Reproduce the records verbatim from the line containing "340, 262, 371]" through the line containing "676, 1182, 738]", including both ends.

--- start ---

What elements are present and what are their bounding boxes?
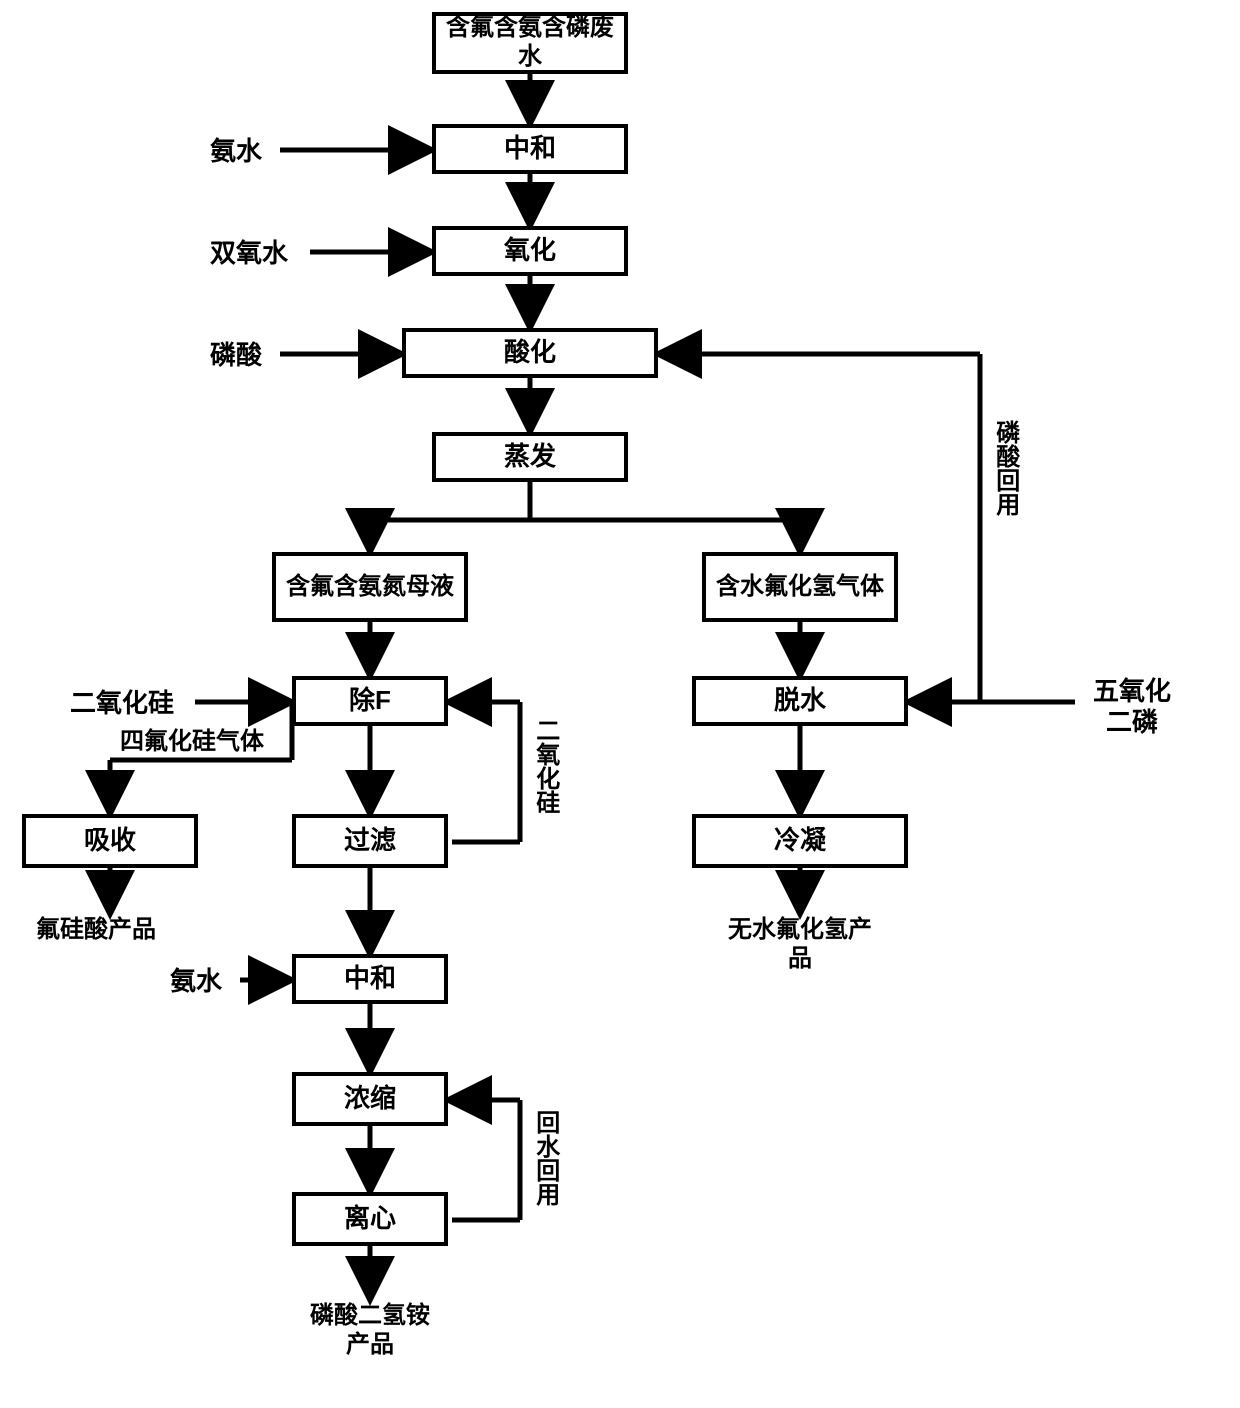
label-phosphoric-acid: 磷酸	[210, 340, 262, 371]
box-mother-liquor: 含氟含氨氮母液	[272, 552, 468, 622]
box-neutralize2: 中和	[292, 954, 448, 1004]
box-absorb: 吸收	[22, 814, 198, 868]
label-map-product: 磷酸二氢铵产品	[300, 1302, 440, 1360]
box-hf-gas: 含水氟化氢气体	[702, 552, 898, 622]
box-evaporate: 蒸发	[432, 432, 628, 482]
box-centrifuge: 离心	[292, 1192, 448, 1246]
box-filter: 过滤	[292, 814, 448, 868]
flowchart-connectors	[0, 0, 1240, 1408]
box-neutralize1: 中和	[432, 124, 628, 174]
label-silica: 二氧化硅	[70, 688, 174, 719]
label-phosphoric-reuse: 磷酸回用	[990, 420, 1019, 516]
box-acidify: 酸化	[402, 328, 658, 378]
label-p2o5: 五氧化二磷	[1082, 676, 1182, 738]
box-concentrate: 浓缩	[292, 1072, 448, 1126]
label-silica-reuse: 二氧化硅	[530, 718, 559, 814]
label-ammonia1: 氨水	[210, 136, 262, 167]
label-peroxide: 双氧水	[210, 238, 288, 269]
label-water-reuse: 回水回用	[530, 1110, 559, 1206]
label-anhydrous-hf: 无水氟化氢产品	[720, 916, 880, 974]
box-source: 含氟含氨含磷废水	[432, 12, 628, 74]
label-ammonia2: 氨水	[170, 966, 222, 997]
box-remove-f: 除F	[292, 676, 448, 726]
label-fluorosilicic: 氟硅酸产品	[36, 916, 156, 945]
label-sif4: 四氟化硅气体	[120, 728, 264, 757]
box-condense: 冷凝	[692, 814, 908, 868]
box-dehydrate: 脱水	[692, 676, 908, 726]
box-oxidize: 氧化	[432, 226, 628, 276]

--- end ---

- **Expected output**:
label-phosphoric-acid: 磷酸	[210, 340, 262, 371]
box-mother-liquor: 含氟含氨氮母液	[272, 552, 468, 622]
box-neutralize2: 中和	[292, 954, 448, 1004]
box-absorb: 吸收	[22, 814, 198, 868]
label-map-product: 磷酸二氢铵产品	[300, 1302, 440, 1360]
box-hf-gas: 含水氟化氢气体	[702, 552, 898, 622]
box-evaporate: 蒸发	[432, 432, 628, 482]
box-centrifuge: 离心	[292, 1192, 448, 1246]
box-filter: 过滤	[292, 814, 448, 868]
flowchart-connectors	[0, 0, 1240, 1408]
box-neutralize1: 中和	[432, 124, 628, 174]
label-silica: 二氧化硅	[70, 688, 174, 719]
label-phosphoric-reuse: 磷酸回用	[990, 420, 1019, 516]
box-acidify: 酸化	[402, 328, 658, 378]
label-p2o5: 五氧化二磷	[1082, 676, 1182, 738]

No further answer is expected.